* **Work to do**: Pull out the listing from its first line through the line containing "param-name-value: param [455, 406, 543, 441]", both of those lines included. Reproduce them character for character.
— BEGIN Data shown —
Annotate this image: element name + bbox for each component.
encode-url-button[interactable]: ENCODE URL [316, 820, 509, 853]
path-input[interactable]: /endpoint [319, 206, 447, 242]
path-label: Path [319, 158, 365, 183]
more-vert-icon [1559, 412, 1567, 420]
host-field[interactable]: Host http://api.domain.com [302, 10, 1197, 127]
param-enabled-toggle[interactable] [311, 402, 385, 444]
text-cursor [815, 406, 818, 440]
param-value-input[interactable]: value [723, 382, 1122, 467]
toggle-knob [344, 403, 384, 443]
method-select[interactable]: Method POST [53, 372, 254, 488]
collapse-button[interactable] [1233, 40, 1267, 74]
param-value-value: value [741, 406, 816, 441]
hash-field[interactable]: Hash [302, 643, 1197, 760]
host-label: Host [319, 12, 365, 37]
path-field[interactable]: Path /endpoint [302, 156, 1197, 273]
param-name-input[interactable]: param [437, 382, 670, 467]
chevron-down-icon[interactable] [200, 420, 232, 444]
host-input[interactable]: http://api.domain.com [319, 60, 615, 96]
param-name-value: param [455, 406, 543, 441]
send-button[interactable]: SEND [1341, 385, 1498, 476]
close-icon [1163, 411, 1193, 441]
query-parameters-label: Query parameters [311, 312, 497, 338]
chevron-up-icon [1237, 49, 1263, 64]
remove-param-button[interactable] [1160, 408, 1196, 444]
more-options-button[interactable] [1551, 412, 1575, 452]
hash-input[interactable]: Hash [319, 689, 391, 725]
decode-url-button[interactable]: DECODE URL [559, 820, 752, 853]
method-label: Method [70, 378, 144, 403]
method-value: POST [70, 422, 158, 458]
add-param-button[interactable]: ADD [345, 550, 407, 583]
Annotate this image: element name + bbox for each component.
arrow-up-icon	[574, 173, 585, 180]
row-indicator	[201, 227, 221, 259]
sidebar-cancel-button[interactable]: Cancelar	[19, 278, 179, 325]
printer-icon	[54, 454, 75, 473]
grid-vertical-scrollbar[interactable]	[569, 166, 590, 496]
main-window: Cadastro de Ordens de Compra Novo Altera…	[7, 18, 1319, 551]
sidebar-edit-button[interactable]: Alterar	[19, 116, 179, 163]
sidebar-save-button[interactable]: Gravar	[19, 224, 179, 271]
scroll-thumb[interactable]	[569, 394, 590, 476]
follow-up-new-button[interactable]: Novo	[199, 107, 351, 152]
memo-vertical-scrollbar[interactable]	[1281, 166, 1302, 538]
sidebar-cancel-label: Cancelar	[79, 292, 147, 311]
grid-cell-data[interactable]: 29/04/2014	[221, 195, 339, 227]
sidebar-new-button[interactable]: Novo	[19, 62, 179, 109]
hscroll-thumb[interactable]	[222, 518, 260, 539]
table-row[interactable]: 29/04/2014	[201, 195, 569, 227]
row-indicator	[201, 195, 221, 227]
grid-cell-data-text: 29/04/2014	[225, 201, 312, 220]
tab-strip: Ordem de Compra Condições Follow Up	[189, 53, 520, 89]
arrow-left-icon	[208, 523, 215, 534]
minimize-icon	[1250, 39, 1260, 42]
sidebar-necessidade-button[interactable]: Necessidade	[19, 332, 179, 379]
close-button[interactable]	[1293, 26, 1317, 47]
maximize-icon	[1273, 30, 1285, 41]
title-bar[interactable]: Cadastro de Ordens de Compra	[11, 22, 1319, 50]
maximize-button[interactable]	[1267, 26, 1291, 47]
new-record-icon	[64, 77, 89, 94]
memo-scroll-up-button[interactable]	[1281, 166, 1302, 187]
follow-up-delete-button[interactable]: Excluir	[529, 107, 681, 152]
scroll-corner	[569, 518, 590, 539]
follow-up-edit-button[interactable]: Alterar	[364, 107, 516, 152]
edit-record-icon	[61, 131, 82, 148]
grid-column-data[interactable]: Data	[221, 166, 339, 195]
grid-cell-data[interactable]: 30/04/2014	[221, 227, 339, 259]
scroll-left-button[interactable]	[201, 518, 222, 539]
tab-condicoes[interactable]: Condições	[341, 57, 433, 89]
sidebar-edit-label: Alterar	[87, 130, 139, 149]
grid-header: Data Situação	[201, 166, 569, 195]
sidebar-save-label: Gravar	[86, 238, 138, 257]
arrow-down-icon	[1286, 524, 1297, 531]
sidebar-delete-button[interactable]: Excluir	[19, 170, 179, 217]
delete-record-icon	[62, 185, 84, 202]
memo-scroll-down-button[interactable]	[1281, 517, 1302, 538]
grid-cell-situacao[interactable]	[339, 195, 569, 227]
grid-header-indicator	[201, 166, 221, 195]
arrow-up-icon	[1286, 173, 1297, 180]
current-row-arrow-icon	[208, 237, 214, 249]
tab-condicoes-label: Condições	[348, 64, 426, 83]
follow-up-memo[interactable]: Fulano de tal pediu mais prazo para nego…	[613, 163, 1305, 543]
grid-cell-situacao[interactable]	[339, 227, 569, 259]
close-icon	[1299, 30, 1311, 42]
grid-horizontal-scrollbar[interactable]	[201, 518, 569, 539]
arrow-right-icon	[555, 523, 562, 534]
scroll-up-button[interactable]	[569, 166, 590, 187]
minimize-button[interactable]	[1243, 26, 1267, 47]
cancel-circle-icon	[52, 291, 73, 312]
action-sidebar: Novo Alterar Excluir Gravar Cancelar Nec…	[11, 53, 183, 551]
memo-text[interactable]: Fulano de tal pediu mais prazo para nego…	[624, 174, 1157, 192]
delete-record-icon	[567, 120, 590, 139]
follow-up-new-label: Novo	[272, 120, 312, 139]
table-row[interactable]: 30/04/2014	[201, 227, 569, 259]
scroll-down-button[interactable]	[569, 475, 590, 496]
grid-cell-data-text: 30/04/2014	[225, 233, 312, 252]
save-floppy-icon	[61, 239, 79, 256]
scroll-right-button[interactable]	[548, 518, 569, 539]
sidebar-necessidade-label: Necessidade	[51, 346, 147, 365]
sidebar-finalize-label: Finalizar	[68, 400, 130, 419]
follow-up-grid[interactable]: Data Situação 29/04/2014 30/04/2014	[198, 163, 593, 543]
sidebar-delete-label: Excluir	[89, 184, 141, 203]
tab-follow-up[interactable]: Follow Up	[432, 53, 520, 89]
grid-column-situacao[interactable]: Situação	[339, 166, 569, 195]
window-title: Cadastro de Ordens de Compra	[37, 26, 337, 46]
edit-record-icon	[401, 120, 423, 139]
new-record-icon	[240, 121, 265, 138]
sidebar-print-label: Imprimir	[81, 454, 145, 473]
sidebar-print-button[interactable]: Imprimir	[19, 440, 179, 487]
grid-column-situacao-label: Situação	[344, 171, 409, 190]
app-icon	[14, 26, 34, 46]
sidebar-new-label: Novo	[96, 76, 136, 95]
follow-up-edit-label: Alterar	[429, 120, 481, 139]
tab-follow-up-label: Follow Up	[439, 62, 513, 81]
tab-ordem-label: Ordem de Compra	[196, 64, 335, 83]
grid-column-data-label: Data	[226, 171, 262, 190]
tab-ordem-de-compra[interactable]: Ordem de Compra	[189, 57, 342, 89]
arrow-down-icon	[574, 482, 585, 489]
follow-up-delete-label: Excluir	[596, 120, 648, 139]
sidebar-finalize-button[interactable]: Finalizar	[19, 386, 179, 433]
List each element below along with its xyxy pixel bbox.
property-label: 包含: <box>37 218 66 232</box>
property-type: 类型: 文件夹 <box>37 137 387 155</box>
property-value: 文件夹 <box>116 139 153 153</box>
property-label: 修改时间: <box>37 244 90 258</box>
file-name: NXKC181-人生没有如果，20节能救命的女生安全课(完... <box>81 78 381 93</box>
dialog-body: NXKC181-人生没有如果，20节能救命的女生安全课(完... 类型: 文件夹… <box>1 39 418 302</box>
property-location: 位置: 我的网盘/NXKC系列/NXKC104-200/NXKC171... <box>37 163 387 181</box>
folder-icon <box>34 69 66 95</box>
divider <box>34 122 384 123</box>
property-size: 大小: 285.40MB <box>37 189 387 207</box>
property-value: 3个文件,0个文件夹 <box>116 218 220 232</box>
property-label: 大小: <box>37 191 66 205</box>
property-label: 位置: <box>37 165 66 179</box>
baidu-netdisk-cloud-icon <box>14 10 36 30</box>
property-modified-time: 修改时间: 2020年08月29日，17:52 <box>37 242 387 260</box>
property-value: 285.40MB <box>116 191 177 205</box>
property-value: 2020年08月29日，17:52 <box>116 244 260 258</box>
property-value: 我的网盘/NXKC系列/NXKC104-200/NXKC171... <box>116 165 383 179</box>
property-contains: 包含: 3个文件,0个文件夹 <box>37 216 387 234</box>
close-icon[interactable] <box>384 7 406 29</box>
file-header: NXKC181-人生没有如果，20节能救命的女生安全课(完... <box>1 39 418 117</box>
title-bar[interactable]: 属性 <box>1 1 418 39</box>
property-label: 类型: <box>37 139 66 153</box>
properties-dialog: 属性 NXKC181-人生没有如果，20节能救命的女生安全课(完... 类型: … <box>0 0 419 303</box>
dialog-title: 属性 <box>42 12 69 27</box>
— END Data shown —
* **Task result**:
Annotate this image: element name + bbox for each component.
encode-url-button[interactable]: ENCODE URL [316, 820, 509, 853]
path-input[interactable]: /endpoint [319, 206, 447, 242]
path-label: Path [319, 158, 365, 183]
more-vert-icon [1559, 412, 1567, 420]
host-field[interactable]: Host http://api.domain.com [302, 10, 1197, 127]
param-enabled-toggle[interactable] [311, 402, 385, 444]
text-cursor [815, 406, 818, 440]
param-value-input[interactable]: value [723, 382, 1122, 467]
toggle-knob [344, 403, 384, 443]
method-select[interactable]: Method POST [53, 372, 254, 488]
collapse-button[interactable] [1233, 40, 1267, 74]
param-value-value: value [741, 406, 816, 441]
hash-field[interactable]: Hash [302, 643, 1197, 760]
host-label: Host [319, 12, 365, 37]
path-field[interactable]: Path /endpoint [302, 156, 1197, 273]
param-name-input[interactable]: param [437, 382, 670, 467]
chevron-down-icon[interactable] [200, 420, 232, 444]
host-input[interactable]: http://api.domain.com [319, 60, 615, 96]
param-name-value: param [455, 406, 543, 441]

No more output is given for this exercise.